──────── Dataset content
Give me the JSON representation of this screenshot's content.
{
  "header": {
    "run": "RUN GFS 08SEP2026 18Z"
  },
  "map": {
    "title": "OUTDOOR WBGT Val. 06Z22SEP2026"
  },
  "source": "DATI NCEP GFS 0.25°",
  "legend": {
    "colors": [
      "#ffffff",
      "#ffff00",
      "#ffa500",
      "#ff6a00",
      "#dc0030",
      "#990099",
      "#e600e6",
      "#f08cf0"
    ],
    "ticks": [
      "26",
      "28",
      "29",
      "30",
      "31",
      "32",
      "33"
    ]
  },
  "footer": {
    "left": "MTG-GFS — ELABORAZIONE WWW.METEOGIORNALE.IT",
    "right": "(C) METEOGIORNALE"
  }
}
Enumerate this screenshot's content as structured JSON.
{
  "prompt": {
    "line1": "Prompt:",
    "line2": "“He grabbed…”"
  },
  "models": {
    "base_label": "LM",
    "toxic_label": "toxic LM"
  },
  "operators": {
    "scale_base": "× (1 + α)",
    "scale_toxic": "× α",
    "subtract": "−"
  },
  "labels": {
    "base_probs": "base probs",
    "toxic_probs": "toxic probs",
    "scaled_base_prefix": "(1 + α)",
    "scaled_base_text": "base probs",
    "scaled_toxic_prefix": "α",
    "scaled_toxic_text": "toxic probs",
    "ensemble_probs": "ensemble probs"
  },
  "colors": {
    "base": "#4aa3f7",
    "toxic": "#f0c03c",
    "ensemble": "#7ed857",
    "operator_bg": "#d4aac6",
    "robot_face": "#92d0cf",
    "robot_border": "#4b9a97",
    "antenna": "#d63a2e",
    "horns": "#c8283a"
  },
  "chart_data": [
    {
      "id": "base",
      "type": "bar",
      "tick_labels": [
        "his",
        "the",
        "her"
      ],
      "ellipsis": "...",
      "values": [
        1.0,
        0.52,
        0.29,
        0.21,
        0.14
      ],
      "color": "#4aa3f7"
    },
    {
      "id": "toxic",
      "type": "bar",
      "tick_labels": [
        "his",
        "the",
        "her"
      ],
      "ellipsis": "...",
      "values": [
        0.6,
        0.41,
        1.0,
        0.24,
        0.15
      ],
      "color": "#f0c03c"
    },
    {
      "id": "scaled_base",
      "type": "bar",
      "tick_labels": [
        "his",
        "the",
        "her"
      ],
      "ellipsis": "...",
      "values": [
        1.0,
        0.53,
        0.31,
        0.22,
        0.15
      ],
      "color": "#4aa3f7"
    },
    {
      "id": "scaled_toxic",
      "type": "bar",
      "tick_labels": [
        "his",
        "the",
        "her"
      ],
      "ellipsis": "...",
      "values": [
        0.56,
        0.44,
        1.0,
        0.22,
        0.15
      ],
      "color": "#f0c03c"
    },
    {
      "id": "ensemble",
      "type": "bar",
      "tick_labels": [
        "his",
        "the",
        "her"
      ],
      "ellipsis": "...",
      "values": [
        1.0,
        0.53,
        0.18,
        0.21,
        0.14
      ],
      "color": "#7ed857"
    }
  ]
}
────────────────
_Given request_:
Print every entry exactly as written.

_Complete response_:
Give me the JSON representation of this screenshot's content.
{
  "header": {
    "run": "RUN GFS 08SEP2026 18Z"
  },
  "map": {
    "title": "OUTDOOR WBGT Val. 06Z22SEP2026"
  },
  "source": "DATI NCEP GFS 0.25°",
  "legend": {
    "colors": [
      "#ffffff",
      "#ffff00",
      "#ffa500",
      "#ff6a00",
      "#dc0030",
      "#990099",
      "#e600e6",
      "#f08cf0"
    ],
    "ticks": [
      "26",
      "28",
      "29",
      "30",
      "31",
      "32",
      "33"
    ]
  },
  "footer": {
    "left": "MTG-GFS — ELABORAZIONE WWW.METEOGIORNALE.IT",
    "right": "(C) METEOGIORNALE"
  }
}
Enumerate this screenshot's content as structured JSON.
{
  "prompt": {
    "line1": "Prompt:",
    "line2": "“He grabbed…”"
  },
  "models": {
    "base_label": "LM",
    "toxic_label": "toxic LM"
  },
  "operators": {
    "scale_base": "× (1 + α)",
    "scale_toxic": "× α",
    "subtract": "−"
  },
  "labels": {
    "base_probs": "base probs",
    "toxic_probs": "toxic probs",
    "scaled_base_prefix": "(1 + α)",
    "scaled_base_text": "base probs",
    "scaled_toxic_prefix": "α",
    "scaled_toxic_text": "toxic probs",
    "ensemble_probs": "ensemble probs"
  },
  "colors": {
    "base": "#4aa3f7",
    "toxic": "#f0c03c",
    "ensemble": "#7ed857",
    "operator_bg": "#d4aac6",
    "robot_face": "#92d0cf",
    "robot_border": "#4b9a97",
    "antenna": "#d63a2e",
    "horns": "#c8283a"
  },
  "chart_data": [
    {
      "id": "base",
      "type": "bar",
      "tick_labels": [
        "his",
        "the",
        "her"
      ],
      "ellipsis": "...",
      "values": [
        1.0,
        0.52,
        0.29,
        0.21,
        0.14
      ],
      "color": "#4aa3f7"
    },
    {
      "id": "toxic",
      "type": "bar",
      "tick_labels": [
        "his",
        "the",
        "her"
      ],
      "ellipsis": "...",
      "values": [
        0.6,
        0.41,
        1.0,
        0.24,
        0.15
      ],
      "color": "#f0c03c"
    },
    {
      "id": "scaled_base",
      "type": "bar",
      "tick_labels": [
        "his",
        "the",
        "her"
      ],
      "ellipsis": "...",
      "values": [
        1.0,
        0.53,
        0.31,
        0.22,
        0.15
      ],
      "color": "#4aa3f7"
    },
    {
      "id": "scaled_toxic",
      "type": "bar",
      "tick_labels": [
        "his",
        "the",
        "her"
      ],
      "ellipsis": "...",
      "values": [
        0.56,
        0.44,
        1.0,
        0.22,
        0.15
      ],
      "color": "#f0c03c"
    },
    {
      "id": "ensemble",
      "type": "bar",
      "tick_labels": [
        "his",
        "the",
        "her"
      ],
      "ellipsis": "...",
      "values": [
        1.0,
        0.53,
        0.18,
        0.21,
        0.14
      ],
      "color": "#7ed857"
    }
  ]
}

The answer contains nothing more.